● EXERCISE DIRECTIONS
Identify every line in the records below that contains the word "this", and copy each of those lines.

Dataset listings of figures:
%%

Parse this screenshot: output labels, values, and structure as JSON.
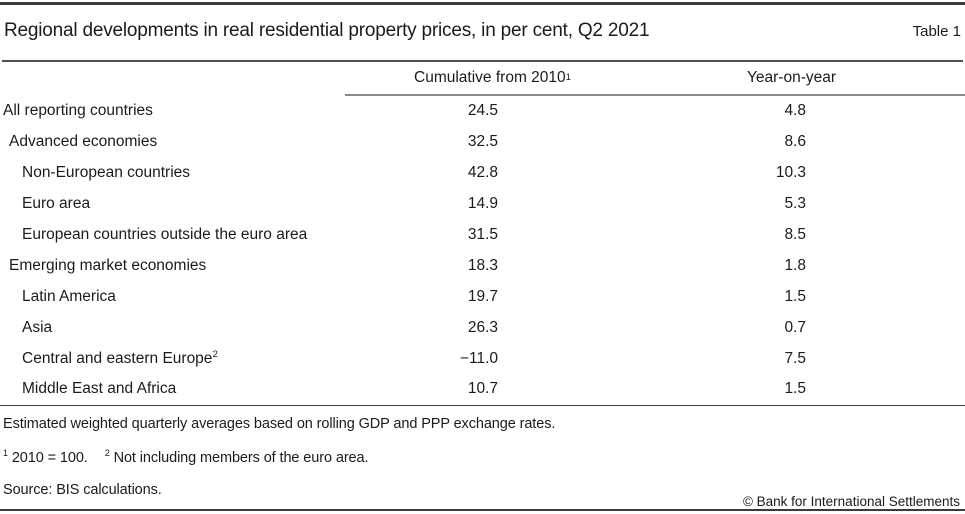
{
  "header": {
    "title": "Regional developments in real residential property prices, in per cent, Q2 2021",
    "table_label": "Table 1"
  },
  "table": {
    "columns": [
      {
        "label": "Cumulative from 2010",
        "sup": "1"
      },
      {
        "label": "Year-on-year",
        "sup": ""
      }
    ],
    "rows": [
      {
        "label": "All reporting countries",
        "sup": "",
        "indent": 0,
        "cumulative": "24.5",
        "yoy": "4.8"
      },
      {
        "label": "Advanced economies",
        "sup": "",
        "indent": 1,
        "cumulative": "32.5",
        "yoy": "8.6"
      },
      {
        "label": "Non-European countries",
        "sup": "",
        "indent": 2,
        "cumulative": "42.8",
        "yoy": "10.3"
      },
      {
        "label": "Euro area",
        "sup": "",
        "indent": 2,
        "cumulative": "14.9",
        "yoy": "5.3"
      },
      {
        "label": "European countries outside the euro area",
        "sup": "",
        "indent": 2,
        "cumulative": "31.5",
        "yoy": "8.5"
      },
      {
        "label": "Emerging market economies",
        "sup": "",
        "indent": 1,
        "cumulative": "18.3",
        "yoy": "1.8"
      },
      {
        "label": "Latin America",
        "sup": "",
        "indent": 2,
        "cumulative": "19.7",
        "yoy": "1.5"
      },
      {
        "label": "Asia",
        "sup": "",
        "indent": 2,
        "cumulative": "26.3",
        "yoy": "0.7"
      },
      {
        "label": "Central and eastern Europe",
        "sup": "2",
        "indent": 2,
        "cumulative": "−11.0",
        "yoy": "7.5"
      },
      {
        "label": "Middle East and Africa",
        "sup": "",
        "indent": 2,
        "cumulative": "10.7",
        "yoy": "1.5"
      }
    ]
  },
  "footnotes": {
    "note": "Estimated weighted quarterly averages based on rolling GDP and PPP exchange rates.",
    "fn1_sup": "1",
    "fn1_text": " 2010 = 100.",
    "fn2_sup": "2",
    "fn2_text": " Not including members of the euro area.",
    "source": "Source: BIS calculations.",
    "copyright": "© Bank for International Settlements"
  },
  "colors": {
    "text": "#1b1b1b",
    "rule_dark": "#3b3b3b",
    "rule_gray": "#8a8a8a",
    "rule_title": "#4f4f4f",
    "rule_table_bottom": "#414141",
    "background": "#ffffff"
  }
}
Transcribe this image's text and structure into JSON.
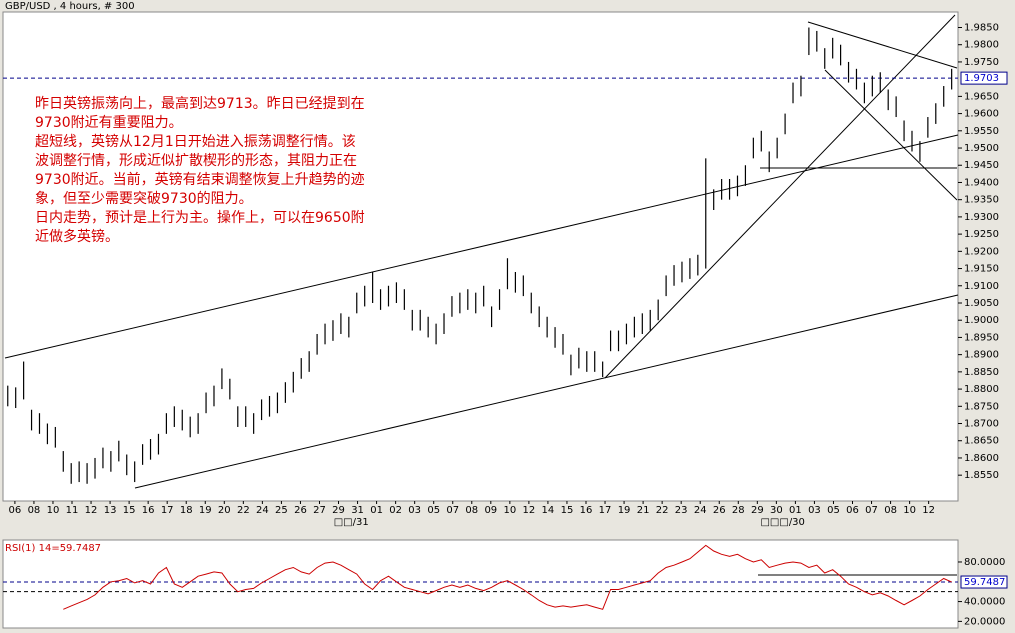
{
  "chart_data": [
    {
      "type": "range-bar",
      "title": "GBP/USD , 4 hours, # 300",
      "color": "#000000",
      "ylim": [
        1.8475,
        1.9895
      ],
      "xlim": [
        -0.6,
        119.8
      ],
      "yticks": [
        {
          "value": 1.855,
          "label": "1.8550"
        },
        {
          "value": 1.86,
          "label": "1.8600"
        },
        {
          "value": 1.865,
          "label": "1.8650"
        },
        {
          "value": 1.87,
          "label": "1.8700"
        },
        {
          "value": 1.875,
          "label": "1.8750"
        },
        {
          "value": 1.88,
          "label": "1.8800"
        },
        {
          "value": 1.885,
          "label": "1.8850"
        },
        {
          "value": 1.89,
          "label": "1.8900"
        },
        {
          "value": 1.895,
          "label": "1.8950"
        },
        {
          "value": 1.9,
          "label": "1.9000"
        },
        {
          "value": 1.905,
          "label": "1.9050"
        },
        {
          "value": 1.91,
          "label": "1.9100"
        },
        {
          "value": 1.915,
          "label": "1.9150"
        },
        {
          "value": 1.92,
          "label": "1.9200"
        },
        {
          "value": 1.925,
          "label": "1.9250"
        },
        {
          "value": 1.93,
          "label": "1.9300"
        },
        {
          "value": 1.935,
          "label": "1.9350"
        },
        {
          "value": 1.94,
          "label": "1.9400"
        },
        {
          "value": 1.945,
          "label": "1.9450"
        },
        {
          "value": 1.95,
          "label": "1.9500"
        },
        {
          "value": 1.955,
          "label": "1.9550"
        },
        {
          "value": 1.96,
          "label": "1.9600"
        },
        {
          "value": 1.965,
          "label": "1.9650"
        },
        {
          "value": 1.975,
          "label": "1.9750"
        },
        {
          "value": 1.98,
          "label": "1.9800"
        },
        {
          "value": 1.985,
          "label": "1.9850"
        }
      ],
      "xticks": [
        {
          "value": 0.9,
          "label": "06"
        },
        {
          "value": 3.3,
          "label": "08"
        },
        {
          "value": 5.7,
          "label": "10"
        },
        {
          "value": 8.1,
          "label": "11"
        },
        {
          "value": 10.5,
          "label": "12"
        },
        {
          "value": 12.9,
          "label": "13"
        },
        {
          "value": 15.3,
          "label": "15"
        },
        {
          "value": 17.7,
          "label": "16"
        },
        {
          "value": 20.1,
          "label": "17"
        },
        {
          "value": 22.5,
          "label": "18"
        },
        {
          "value": 24.9,
          "label": "19"
        },
        {
          "value": 27.3,
          "label": "20"
        },
        {
          "value": 29.7,
          "label": "22"
        },
        {
          "value": 32.1,
          "label": "24"
        },
        {
          "value": 34.5,
          "label": "25"
        },
        {
          "value": 36.9,
          "label": "26"
        },
        {
          "value": 39.3,
          "label": "27"
        },
        {
          "value": 41.7,
          "label": "29"
        },
        {
          "value": 44.1,
          "label": "31"
        },
        {
          "value": 46.5,
          "label": "01"
        },
        {
          "value": 48.9,
          "label": "02"
        },
        {
          "value": 51.3,
          "label": "03"
        },
        {
          "value": 53.7,
          "label": "05"
        },
        {
          "value": 56.1,
          "label": "07"
        },
        {
          "value": 58.5,
          "label": "08"
        },
        {
          "value": 60.9,
          "label": "09"
        },
        {
          "value": 63.3,
          "label": "10"
        },
        {
          "value": 65.7,
          "label": "12"
        },
        {
          "value": 68.1,
          "label": "14"
        },
        {
          "value": 70.5,
          "label": "15"
        },
        {
          "value": 72.9,
          "label": "16"
        },
        {
          "value": 75.3,
          "label": "17"
        },
        {
          "value": 77.7,
          "label": "19"
        },
        {
          "value": 80.1,
          "label": "21"
        },
        {
          "value": 82.5,
          "label": "22"
        },
        {
          "value": 84.9,
          "label": "23"
        },
        {
          "value": 87.3,
          "label": "24"
        },
        {
          "value": 89.7,
          "label": "26"
        },
        {
          "value": 92.1,
          "label": "28"
        },
        {
          "value": 94.5,
          "label": "29"
        },
        {
          "value": 96.9,
          "label": "30"
        },
        {
          "value": 99.3,
          "label": "01"
        },
        {
          "value": 101.7,
          "label": "03"
        },
        {
          "value": 104.1,
          "label": "05"
        },
        {
          "value": 106.5,
          "label": "06"
        },
        {
          "value": 108.9,
          "label": "07"
        },
        {
          "value": 111.3,
          "label": "08"
        },
        {
          "value": 113.7,
          "label": "10"
        },
        {
          "value": 116.1,
          "label": "12"
        }
      ],
      "month_labels": [
        {
          "value": 43.3,
          "label": "□□/31"
        },
        {
          "value": 97.7,
          "label": "□□□/30"
        }
      ],
      "last": {
        "value": 1.9703,
        "label": "1.9703"
      },
      "annotations": [
        "昨日英镑振荡向上，最高到达9713。昨日已经提到在",
        "9730附近有重要阻力。",
        "超短线，英镑从12月1日开始进入振荡调整行情。该",
        "波调整行情，形成近似扩散楔形的形态，其阻力正在",
        "9730附近。当前，英镑有结束调整恢复上升趋势的迹",
        "象，但至少需要突破9730的阻力。",
        "日内走势，预计是上行为主。操作上，可以在9650附",
        "近做多英镑。"
      ],
      "high": [
        1.881,
        1.8805,
        1.888,
        1.874,
        1.873,
        1.87,
        1.869,
        1.862,
        1.8585,
        1.859,
        1.8585,
        1.86,
        1.863,
        1.862,
        1.865,
        1.861,
        1.859,
        1.864,
        1.8655,
        1.867,
        1.873,
        1.875,
        1.874,
        1.872,
        1.873,
        1.879,
        1.881,
        1.886,
        1.883,
        1.875,
        1.875,
        1.873,
        1.877,
        1.878,
        1.879,
        1.882,
        1.885,
        1.889,
        1.891,
        1.896,
        1.899,
        1.9,
        1.902,
        1.901,
        1.908,
        1.91,
        1.914,
        1.909,
        1.91,
        1.911,
        1.909,
        1.903,
        1.903,
        1.901,
        1.899,
        1.902,
        1.907,
        1.908,
        1.909,
        1.908,
        1.91,
        1.904,
        1.909,
        1.918,
        1.914,
        1.913,
        1.908,
        1.904,
        1.901,
        1.898,
        1.896,
        1.89,
        1.892,
        1.891,
        1.891,
        1.888,
        1.897,
        1.897,
        1.899,
        1.901,
        1.902,
        1.903,
        1.906,
        1.913,
        1.916,
        1.917,
        1.918,
        1.919,
        1.947,
        1.938,
        1.941,
        1.941,
        1.942,
        1.945,
        1.953,
        1.955,
        1.949,
        1.953,
        1.96,
        1.969,
        1.971,
        1.985,
        1.984,
        1.979,
        1.982,
        1.98,
        1.975,
        1.973,
        1.969,
        1.971,
        1.972,
        1.967,
        1.965,
        1.958,
        1.955,
        1.952,
        1.959,
        1.963,
        1.968,
        1.973
      ],
      "low": [
        1.875,
        1.8745,
        1.877,
        1.868,
        1.867,
        1.864,
        1.863,
        1.856,
        1.8525,
        1.853,
        1.8525,
        1.854,
        1.857,
        1.856,
        1.859,
        1.855,
        1.853,
        1.858,
        1.8595,
        1.861,
        1.867,
        1.869,
        1.868,
        1.866,
        1.867,
        1.873,
        1.875,
        1.88,
        1.877,
        1.869,
        1.869,
        1.867,
        1.871,
        1.872,
        1.873,
        1.876,
        1.879,
        1.883,
        1.885,
        1.89,
        1.893,
        1.894,
        1.896,
        1.895,
        1.902,
        1.904,
        1.905,
        1.903,
        1.904,
        1.905,
        1.903,
        1.897,
        1.897,
        1.895,
        1.893,
        1.896,
        1.901,
        1.902,
        1.903,
        1.902,
        1.904,
        1.898,
        1.903,
        1.909,
        1.908,
        1.907,
        1.902,
        1.898,
        1.895,
        1.892,
        1.89,
        1.884,
        1.886,
        1.885,
        1.885,
        1.8835,
        1.891,
        1.891,
        1.893,
        1.895,
        1.896,
        1.897,
        1.9,
        1.907,
        1.91,
        1.911,
        1.912,
        1.913,
        1.915,
        1.932,
        1.935,
        1.935,
        1.936,
        1.939,
        1.947,
        1.949,
        1.943,
        1.947,
        1.954,
        1.963,
        1.965,
        1.977,
        1.978,
        1.973,
        1.976,
        1.974,
        1.969,
        1.967,
        1.963,
        1.965,
        1.966,
        1.961,
        1.959,
        1.952,
        1.949,
        1.946,
        1.953,
        1.957,
        1.962,
        1.967
      ]
    },
    {
      "type": "line",
      "title": "RSI(1) 14=59.7487",
      "color": "#cc0000",
      "ylim": [
        13.3,
        102.2
      ],
      "xlim": [
        -0.6,
        119.8
      ],
      "yticks": [
        {
          "value": 20,
          "label": "20.0000"
        },
        {
          "value": 40,
          "label": "40.0000"
        },
        {
          "value": 80,
          "label": "80.0000"
        }
      ],
      "reference": 50,
      "last": {
        "value": 59.7487,
        "label": "59.7487"
      },
      "values": [
        null,
        null,
        null,
        null,
        null,
        null,
        null,
        32.2,
        35.6,
        38.9,
        42.2,
        46.7,
        54.4,
        60,
        61.1,
        63.3,
        58.9,
        61.1,
        57.8,
        68.9,
        74.4,
        57.8,
        54.4,
        60,
        65.6,
        67.8,
        70,
        68.9,
        57.8,
        50,
        52.2,
        53.3,
        58.9,
        63.3,
        67.8,
        72.2,
        74.4,
        70,
        67.8,
        74.4,
        78.9,
        80,
        76.7,
        72.2,
        67.8,
        57.8,
        52.2,
        61.1,
        65.6,
        60,
        54.4,
        52.2,
        50,
        47.8,
        51.1,
        54.4,
        56.7,
        54.4,
        56.7,
        53.3,
        51.1,
        54.4,
        58.9,
        61.1,
        56.7,
        52.2,
        46.7,
        41.1,
        36.7,
        34.4,
        35.6,
        34.4,
        35.6,
        36.7,
        34.4,
        32.2,
        52.2,
        52.2,
        54.4,
        56.7,
        58.9,
        61.1,
        68.9,
        74.4,
        76.7,
        80,
        83.3,
        90,
        96.7,
        91.1,
        87.8,
        85.6,
        87.8,
        83.3,
        80,
        82.2,
        74.4,
        76.7,
        78.9,
        80,
        78.9,
        74.4,
        76.7,
        68.9,
        72.2,
        65.6,
        57.8,
        54.4,
        50,
        46.7,
        48.9,
        45.6,
        41.1,
        36.7,
        41.1,
        45.6,
        52.2,
        57.8,
        63.3,
        59.7
      ]
    }
  ]
}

%%

● OUTPUT OF THE TASK
Parse this screenshot: output labels, values, and structure as JSON.
Transcribe this image's text and structure into JSON.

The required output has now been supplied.